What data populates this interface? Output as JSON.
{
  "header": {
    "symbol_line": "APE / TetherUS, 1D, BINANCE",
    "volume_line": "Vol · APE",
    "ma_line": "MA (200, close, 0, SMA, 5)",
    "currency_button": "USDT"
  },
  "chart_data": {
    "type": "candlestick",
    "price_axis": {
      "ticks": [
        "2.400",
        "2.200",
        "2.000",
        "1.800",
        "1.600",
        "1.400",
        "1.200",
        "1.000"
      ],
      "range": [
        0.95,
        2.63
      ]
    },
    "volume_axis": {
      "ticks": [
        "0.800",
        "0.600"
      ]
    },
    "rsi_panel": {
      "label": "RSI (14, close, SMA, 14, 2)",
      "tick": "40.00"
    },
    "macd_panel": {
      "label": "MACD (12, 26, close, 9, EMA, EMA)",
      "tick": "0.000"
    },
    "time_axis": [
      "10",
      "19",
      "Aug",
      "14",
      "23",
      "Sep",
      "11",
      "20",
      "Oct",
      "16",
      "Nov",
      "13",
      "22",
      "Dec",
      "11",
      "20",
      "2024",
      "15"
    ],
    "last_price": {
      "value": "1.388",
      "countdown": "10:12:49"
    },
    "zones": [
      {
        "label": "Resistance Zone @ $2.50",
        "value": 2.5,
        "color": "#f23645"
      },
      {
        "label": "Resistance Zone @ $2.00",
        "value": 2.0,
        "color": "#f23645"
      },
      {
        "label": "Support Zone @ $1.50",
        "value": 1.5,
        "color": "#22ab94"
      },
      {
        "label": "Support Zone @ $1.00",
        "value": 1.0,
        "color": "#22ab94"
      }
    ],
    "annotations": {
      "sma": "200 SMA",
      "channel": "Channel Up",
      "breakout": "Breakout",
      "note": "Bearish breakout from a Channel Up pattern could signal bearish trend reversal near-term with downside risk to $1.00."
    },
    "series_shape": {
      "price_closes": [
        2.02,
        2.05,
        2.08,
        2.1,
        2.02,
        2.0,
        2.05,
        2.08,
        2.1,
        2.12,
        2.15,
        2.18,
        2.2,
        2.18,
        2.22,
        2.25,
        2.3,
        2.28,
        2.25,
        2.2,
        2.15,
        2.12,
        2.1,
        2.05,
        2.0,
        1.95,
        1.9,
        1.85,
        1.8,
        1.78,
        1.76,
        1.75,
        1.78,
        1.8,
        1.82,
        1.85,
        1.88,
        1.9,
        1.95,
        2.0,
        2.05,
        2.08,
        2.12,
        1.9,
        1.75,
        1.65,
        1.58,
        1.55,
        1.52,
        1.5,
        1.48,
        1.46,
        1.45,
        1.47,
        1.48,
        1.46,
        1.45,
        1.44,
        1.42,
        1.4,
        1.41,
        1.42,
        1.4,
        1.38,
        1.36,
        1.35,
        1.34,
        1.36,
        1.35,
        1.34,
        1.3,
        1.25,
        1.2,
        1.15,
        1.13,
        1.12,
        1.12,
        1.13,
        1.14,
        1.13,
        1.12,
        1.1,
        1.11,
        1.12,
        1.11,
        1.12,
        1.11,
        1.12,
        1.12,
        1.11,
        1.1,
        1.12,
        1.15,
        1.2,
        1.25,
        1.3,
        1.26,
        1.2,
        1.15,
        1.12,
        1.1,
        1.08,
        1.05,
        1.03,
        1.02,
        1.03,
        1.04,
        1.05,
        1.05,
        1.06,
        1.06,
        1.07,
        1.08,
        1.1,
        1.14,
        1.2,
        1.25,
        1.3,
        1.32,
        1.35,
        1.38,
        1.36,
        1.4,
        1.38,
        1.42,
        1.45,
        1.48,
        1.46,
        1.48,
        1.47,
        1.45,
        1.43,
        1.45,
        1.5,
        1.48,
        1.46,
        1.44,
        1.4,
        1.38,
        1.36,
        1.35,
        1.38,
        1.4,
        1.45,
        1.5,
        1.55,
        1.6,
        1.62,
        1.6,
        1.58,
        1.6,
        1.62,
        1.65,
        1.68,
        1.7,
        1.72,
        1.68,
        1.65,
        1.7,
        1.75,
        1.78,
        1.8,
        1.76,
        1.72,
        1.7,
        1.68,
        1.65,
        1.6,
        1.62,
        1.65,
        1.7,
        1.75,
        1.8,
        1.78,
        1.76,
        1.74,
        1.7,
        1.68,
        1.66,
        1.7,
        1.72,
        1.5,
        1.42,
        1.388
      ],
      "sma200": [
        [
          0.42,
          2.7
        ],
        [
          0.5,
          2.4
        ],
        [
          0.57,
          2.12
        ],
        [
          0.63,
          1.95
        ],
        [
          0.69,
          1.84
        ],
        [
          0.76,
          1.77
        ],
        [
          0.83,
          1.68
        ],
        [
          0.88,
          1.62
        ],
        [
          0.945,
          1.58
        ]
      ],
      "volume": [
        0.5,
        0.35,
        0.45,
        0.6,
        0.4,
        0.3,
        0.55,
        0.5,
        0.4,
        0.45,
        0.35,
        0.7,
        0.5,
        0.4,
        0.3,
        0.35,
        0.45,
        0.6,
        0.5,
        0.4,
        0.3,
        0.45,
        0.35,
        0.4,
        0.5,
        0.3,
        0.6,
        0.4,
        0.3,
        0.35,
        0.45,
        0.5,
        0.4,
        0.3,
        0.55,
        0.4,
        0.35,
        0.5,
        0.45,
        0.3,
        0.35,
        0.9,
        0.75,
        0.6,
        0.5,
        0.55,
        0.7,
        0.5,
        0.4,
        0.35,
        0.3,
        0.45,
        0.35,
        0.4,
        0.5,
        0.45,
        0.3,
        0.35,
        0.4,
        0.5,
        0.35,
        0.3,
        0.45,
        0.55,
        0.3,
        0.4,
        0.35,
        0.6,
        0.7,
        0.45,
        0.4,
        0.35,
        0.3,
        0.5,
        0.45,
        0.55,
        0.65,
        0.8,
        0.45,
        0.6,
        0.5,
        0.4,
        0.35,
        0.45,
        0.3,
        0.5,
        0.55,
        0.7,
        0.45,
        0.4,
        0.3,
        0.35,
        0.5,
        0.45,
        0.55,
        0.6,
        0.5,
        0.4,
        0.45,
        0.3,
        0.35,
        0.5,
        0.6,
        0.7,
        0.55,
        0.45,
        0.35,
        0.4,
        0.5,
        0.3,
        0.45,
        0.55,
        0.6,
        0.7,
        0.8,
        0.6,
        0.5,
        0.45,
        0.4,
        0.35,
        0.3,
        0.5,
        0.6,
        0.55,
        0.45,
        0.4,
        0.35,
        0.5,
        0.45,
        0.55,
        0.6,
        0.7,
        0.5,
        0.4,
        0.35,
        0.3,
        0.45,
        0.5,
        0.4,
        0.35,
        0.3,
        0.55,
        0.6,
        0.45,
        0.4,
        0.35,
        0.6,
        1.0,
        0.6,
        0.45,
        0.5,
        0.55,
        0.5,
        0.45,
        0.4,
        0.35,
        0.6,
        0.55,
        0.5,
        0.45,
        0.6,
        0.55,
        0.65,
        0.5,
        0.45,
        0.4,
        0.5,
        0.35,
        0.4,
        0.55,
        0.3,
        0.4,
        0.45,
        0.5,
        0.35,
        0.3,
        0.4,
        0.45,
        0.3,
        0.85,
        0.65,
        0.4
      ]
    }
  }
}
________
_Instructions to follow_
Return what is listed above, exactly and completely.

_Task output_
What data populates this interface? Output as JSON.
{
  "header": {
    "symbol_line": "APE / TetherUS, 1D, BINANCE",
    "volume_line": "Vol · APE",
    "ma_line": "MA (200, close, 0, SMA, 5)",
    "currency_button": "USDT"
  },
  "chart_data": {
    "type": "candlestick",
    "price_axis": {
      "ticks": [
        "2.400",
        "2.200",
        "2.000",
        "1.800",
        "1.600",
        "1.400",
        "1.200",
        "1.000"
      ],
      "range": [
        0.95,
        2.63
      ]
    },
    "volume_axis": {
      "ticks": [
        "0.800",
        "0.600"
      ]
    },
    "rsi_panel": {
      "label": "RSI (14, close, SMA, 14, 2)",
      "tick": "40.00"
    },
    "macd_panel": {
      "label": "MACD (12, 26, close, 9, EMA, EMA)",
      "tick": "0.000"
    },
    "time_axis": [
      "10",
      "19",
      "Aug",
      "14",
      "23",
      "Sep",
      "11",
      "20",
      "Oct",
      "16",
      "Nov",
      "13",
      "22",
      "Dec",
      "11",
      "20",
      "2024",
      "15"
    ],
    "last_price": {
      "value": "1.388",
      "countdown": "10:12:49"
    },
    "zones": [
      {
        "label": "Resistance Zone @ $2.50",
        "value": 2.5,
        "color": "#f23645"
      },
      {
        "label": "Resistance Zone @ $2.00",
        "value": 2.0,
        "color": "#f23645"
      },
      {
        "label": "Support Zone @ $1.50",
        "value": 1.5,
        "color": "#22ab94"
      },
      {
        "label": "Support Zone @ $1.00",
        "value": 1.0,
        "color": "#22ab94"
      }
    ],
    "annotations": {
      "sma": "200 SMA",
      "channel": "Channel Up",
      "breakout": "Breakout",
      "note": "Bearish breakout from a Channel Up pattern could signal bearish trend reversal near-term with downside risk to $1.00."
    },
    "series_shape": {
      "price_closes": [
        2.02,
        2.05,
        2.08,
        2.1,
        2.02,
        2.0,
        2.05,
        2.08,
        2.1,
        2.12,
        2.15,
        2.18,
        2.2,
        2.18,
        2.22,
        2.25,
        2.3,
        2.28,
        2.25,
        2.2,
        2.15,
        2.12,
        2.1,
        2.05,
        2.0,
        1.95,
        1.9,
        1.85,
        1.8,
        1.78,
        1.76,
        1.75,
        1.78,
        1.8,
        1.82,
        1.85,
        1.88,
        1.9,
        1.95,
        2.0,
        2.05,
        2.08,
        2.12,
        1.9,
        1.75,
        1.65,
        1.58,
        1.55,
        1.52,
        1.5,
        1.48,
        1.46,
        1.45,
        1.47,
        1.48,
        1.46,
        1.45,
        1.44,
        1.42,
        1.4,
        1.41,
        1.42,
        1.4,
        1.38,
        1.36,
        1.35,
        1.34,
        1.36,
        1.35,
        1.34,
        1.3,
        1.25,
        1.2,
        1.15,
        1.13,
        1.12,
        1.12,
        1.13,
        1.14,
        1.13,
        1.12,
        1.1,
        1.11,
        1.12,
        1.11,
        1.12,
        1.11,
        1.12,
        1.12,
        1.11,
        1.1,
        1.12,
        1.15,
        1.2,
        1.25,
        1.3,
        1.26,
        1.2,
        1.15,
        1.12,
        1.1,
        1.08,
        1.05,
        1.03,
        1.02,
        1.03,
        1.04,
        1.05,
        1.05,
        1.06,
        1.06,
        1.07,
        1.08,
        1.1,
        1.14,
        1.2,
        1.25,
        1.3,
        1.32,
        1.35,
        1.38,
        1.36,
        1.4,
        1.38,
        1.42,
        1.45,
        1.48,
        1.46,
        1.48,
        1.47,
        1.45,
        1.43,
        1.45,
        1.5,
        1.48,
        1.46,
        1.44,
        1.4,
        1.38,
        1.36,
        1.35,
        1.38,
        1.4,
        1.45,
        1.5,
        1.55,
        1.6,
        1.62,
        1.6,
        1.58,
        1.6,
        1.62,
        1.65,
        1.68,
        1.7,
        1.72,
        1.68,
        1.65,
        1.7,
        1.75,
        1.78,
        1.8,
        1.76,
        1.72,
        1.7,
        1.68,
        1.65,
        1.6,
        1.62,
        1.65,
        1.7,
        1.75,
        1.8,
        1.78,
        1.76,
        1.74,
        1.7,
        1.68,
        1.66,
        1.7,
        1.72,
        1.5,
        1.42,
        1.388
      ],
      "sma200": [
        [
          0.42,
          2.7
        ],
        [
          0.5,
          2.4
        ],
        [
          0.57,
          2.12
        ],
        [
          0.63,
          1.95
        ],
        [
          0.69,
          1.84
        ],
        [
          0.76,
          1.77
        ],
        [
          0.83,
          1.68
        ],
        [
          0.88,
          1.62
        ],
        [
          0.945,
          1.58
        ]
      ],
      "volume": [
        0.5,
        0.35,
        0.45,
        0.6,
        0.4,
        0.3,
        0.55,
        0.5,
        0.4,
        0.45,
        0.35,
        0.7,
        0.5,
        0.4,
        0.3,
        0.35,
        0.45,
        0.6,
        0.5,
        0.4,
        0.3,
        0.45,
        0.35,
        0.4,
        0.5,
        0.3,
        0.6,
        0.4,
        0.3,
        0.35,
        0.45,
        0.5,
        0.4,
        0.3,
        0.55,
        0.4,
        0.35,
        0.5,
        0.45,
        0.3,
        0.35,
        0.9,
        0.75,
        0.6,
        0.5,
        0.55,
        0.7,
        0.5,
        0.4,
        0.35,
        0.3,
        0.45,
        0.35,
        0.4,
        0.5,
        0.45,
        0.3,
        0.35,
        0.4,
        0.5,
        0.35,
        0.3,
        0.45,
        0.55,
        0.3,
        0.4,
        0.35,
        0.6,
        0.7,
        0.45,
        0.4,
        0.35,
        0.3,
        0.5,
        0.45,
        0.55,
        0.65,
        0.8,
        0.45,
        0.6,
        0.5,
        0.4,
        0.35,
        0.45,
        0.3,
        0.5,
        0.55,
        0.7,
        0.45,
        0.4,
        0.3,
        0.35,
        0.5,
        0.45,
        0.55,
        0.6,
        0.5,
        0.4,
        0.45,
        0.3,
        0.35,
        0.5,
        0.6,
        0.7,
        0.55,
        0.45,
        0.35,
        0.4,
        0.5,
        0.3,
        0.45,
        0.55,
        0.6,
        0.7,
        0.8,
        0.6,
        0.5,
        0.45,
        0.4,
        0.35,
        0.3,
        0.5,
        0.6,
        0.55,
        0.45,
        0.4,
        0.35,
        0.5,
        0.45,
        0.55,
        0.6,
        0.7,
        0.5,
        0.4,
        0.35,
        0.3,
        0.45,
        0.5,
        0.4,
        0.35,
        0.3,
        0.55,
        0.6,
        0.45,
        0.4,
        0.35,
        0.6,
        1.0,
        0.6,
        0.45,
        0.5,
        0.55,
        0.5,
        0.45,
        0.4,
        0.35,
        0.6,
        0.55,
        0.5,
        0.45,
        0.6,
        0.55,
        0.65,
        0.5,
        0.45,
        0.4,
        0.5,
        0.35,
        0.4,
        0.55,
        0.3,
        0.4,
        0.45,
        0.5,
        0.35,
        0.3,
        0.4,
        0.45,
        0.3,
        0.85,
        0.65,
        0.4
      ]
    }
  }
}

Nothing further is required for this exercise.